Excerpts from a figure dataset
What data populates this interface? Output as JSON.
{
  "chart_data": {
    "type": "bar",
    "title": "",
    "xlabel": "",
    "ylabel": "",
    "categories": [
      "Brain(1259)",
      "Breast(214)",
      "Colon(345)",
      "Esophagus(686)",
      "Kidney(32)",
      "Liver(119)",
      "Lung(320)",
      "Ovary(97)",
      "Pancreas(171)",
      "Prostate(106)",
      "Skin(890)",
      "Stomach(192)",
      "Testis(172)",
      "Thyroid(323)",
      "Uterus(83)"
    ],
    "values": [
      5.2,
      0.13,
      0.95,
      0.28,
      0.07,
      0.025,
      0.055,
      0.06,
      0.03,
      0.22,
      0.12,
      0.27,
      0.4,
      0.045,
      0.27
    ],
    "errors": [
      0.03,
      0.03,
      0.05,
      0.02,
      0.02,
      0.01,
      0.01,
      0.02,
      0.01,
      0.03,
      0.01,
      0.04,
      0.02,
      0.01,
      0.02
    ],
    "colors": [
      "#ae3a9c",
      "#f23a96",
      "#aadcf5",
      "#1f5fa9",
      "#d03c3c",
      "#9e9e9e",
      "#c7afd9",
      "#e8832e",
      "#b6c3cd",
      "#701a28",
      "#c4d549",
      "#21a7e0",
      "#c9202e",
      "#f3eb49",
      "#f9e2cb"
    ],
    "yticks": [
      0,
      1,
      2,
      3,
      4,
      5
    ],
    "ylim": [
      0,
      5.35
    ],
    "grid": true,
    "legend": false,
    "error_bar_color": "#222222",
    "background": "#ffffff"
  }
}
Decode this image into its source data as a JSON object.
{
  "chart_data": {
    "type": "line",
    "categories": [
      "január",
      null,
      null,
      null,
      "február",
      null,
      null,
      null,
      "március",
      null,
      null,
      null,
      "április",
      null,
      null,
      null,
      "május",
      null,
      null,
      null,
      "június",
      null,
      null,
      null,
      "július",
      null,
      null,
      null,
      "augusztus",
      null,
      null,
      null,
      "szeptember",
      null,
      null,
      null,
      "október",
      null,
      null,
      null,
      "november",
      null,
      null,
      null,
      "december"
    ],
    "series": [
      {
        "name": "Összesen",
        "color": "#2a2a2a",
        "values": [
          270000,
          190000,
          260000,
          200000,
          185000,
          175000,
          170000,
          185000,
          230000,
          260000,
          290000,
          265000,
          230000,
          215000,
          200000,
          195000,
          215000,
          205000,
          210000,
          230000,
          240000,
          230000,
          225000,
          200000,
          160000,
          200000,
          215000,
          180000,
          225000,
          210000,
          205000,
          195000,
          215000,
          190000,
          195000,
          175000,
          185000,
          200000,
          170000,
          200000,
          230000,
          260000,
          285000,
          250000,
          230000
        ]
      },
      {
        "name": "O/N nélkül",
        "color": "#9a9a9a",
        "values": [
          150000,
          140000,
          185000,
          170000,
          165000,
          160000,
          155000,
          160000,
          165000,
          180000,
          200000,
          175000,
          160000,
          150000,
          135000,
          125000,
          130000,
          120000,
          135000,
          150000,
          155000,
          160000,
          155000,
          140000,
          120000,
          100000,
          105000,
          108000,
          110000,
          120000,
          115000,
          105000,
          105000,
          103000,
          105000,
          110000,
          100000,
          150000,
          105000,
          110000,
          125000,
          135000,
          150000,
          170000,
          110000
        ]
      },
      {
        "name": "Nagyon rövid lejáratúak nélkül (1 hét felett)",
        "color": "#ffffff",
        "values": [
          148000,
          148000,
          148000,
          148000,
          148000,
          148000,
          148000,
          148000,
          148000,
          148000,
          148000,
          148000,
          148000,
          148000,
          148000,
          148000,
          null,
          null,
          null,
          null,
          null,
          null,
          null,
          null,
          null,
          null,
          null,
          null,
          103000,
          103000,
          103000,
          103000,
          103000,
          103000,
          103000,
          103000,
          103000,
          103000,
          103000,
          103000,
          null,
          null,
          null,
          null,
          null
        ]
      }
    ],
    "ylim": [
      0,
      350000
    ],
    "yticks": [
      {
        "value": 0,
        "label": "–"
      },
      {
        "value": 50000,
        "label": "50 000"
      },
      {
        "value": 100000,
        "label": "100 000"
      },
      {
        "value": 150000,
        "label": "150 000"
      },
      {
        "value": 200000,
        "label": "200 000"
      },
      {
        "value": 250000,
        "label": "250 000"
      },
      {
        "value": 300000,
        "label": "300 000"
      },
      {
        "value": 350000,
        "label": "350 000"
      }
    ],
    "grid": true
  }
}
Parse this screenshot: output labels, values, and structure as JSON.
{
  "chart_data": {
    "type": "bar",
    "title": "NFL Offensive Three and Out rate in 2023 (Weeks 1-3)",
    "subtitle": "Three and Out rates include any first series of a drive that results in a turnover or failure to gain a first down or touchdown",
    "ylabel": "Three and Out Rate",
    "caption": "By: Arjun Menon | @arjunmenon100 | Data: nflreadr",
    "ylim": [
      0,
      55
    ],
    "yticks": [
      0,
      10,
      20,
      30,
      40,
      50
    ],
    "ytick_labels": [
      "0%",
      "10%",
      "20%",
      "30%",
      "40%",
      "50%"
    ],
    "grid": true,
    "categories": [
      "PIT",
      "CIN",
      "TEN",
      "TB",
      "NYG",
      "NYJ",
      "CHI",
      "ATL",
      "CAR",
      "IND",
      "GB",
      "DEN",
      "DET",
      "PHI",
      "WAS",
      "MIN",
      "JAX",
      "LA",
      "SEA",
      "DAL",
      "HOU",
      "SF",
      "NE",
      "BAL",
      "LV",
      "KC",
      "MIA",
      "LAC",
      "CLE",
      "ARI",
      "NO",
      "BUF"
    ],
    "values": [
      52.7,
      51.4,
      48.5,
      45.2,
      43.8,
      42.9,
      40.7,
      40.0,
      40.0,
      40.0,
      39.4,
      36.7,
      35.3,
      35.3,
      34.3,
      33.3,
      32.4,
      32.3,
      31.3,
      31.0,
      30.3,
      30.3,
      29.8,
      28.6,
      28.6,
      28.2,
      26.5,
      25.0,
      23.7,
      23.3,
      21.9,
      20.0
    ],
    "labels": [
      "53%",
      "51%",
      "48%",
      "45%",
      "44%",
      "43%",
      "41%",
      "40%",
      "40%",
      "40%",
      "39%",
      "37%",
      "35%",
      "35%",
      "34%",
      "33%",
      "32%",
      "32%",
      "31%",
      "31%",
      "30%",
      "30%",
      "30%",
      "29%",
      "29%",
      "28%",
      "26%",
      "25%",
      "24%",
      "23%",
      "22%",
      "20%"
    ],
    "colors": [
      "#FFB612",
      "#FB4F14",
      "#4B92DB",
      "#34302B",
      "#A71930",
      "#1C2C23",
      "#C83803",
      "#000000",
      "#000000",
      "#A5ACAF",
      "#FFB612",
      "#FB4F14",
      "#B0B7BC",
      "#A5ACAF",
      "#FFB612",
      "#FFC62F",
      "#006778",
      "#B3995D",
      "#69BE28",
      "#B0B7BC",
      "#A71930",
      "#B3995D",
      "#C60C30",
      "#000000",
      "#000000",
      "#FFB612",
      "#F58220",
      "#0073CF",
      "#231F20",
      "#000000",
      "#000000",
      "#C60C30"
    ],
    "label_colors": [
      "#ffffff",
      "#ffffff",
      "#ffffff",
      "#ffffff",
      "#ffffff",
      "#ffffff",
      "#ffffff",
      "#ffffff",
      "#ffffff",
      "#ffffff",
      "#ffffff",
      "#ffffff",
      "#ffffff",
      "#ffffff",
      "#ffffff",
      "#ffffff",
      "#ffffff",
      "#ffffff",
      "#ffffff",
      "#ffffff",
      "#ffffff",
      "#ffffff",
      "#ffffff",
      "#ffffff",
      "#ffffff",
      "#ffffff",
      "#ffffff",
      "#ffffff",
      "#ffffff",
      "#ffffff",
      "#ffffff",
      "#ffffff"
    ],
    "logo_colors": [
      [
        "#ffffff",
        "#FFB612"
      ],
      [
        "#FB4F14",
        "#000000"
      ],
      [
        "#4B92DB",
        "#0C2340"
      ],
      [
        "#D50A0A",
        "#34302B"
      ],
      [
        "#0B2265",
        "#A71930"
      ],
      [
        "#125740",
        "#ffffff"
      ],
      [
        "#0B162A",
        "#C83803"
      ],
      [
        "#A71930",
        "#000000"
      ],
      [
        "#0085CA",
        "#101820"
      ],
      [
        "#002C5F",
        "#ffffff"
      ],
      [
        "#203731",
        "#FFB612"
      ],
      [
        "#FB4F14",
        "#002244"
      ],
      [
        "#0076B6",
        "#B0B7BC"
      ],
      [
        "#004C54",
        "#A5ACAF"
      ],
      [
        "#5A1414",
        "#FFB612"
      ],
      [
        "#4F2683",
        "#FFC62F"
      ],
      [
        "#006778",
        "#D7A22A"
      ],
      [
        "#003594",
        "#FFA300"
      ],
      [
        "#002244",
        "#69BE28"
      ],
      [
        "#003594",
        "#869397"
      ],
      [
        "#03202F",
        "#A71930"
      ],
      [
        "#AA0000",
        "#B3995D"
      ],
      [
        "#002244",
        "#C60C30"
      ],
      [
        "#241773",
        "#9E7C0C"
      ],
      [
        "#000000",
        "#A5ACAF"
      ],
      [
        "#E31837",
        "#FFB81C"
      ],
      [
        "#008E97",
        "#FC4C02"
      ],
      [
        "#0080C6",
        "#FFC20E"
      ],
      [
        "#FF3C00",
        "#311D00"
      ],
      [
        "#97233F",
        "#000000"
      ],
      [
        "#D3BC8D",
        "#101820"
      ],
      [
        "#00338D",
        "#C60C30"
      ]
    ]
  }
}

◆ **Problem description**: Single out each line of the records above with the string "name" in it, and copy it.

◆ **Output of the exercise**:
        "name": "Összesen",
        "name": "O/N nélkül",
        "name": "Nagyon rövid lejáratúak nélkül (1 hét felett)",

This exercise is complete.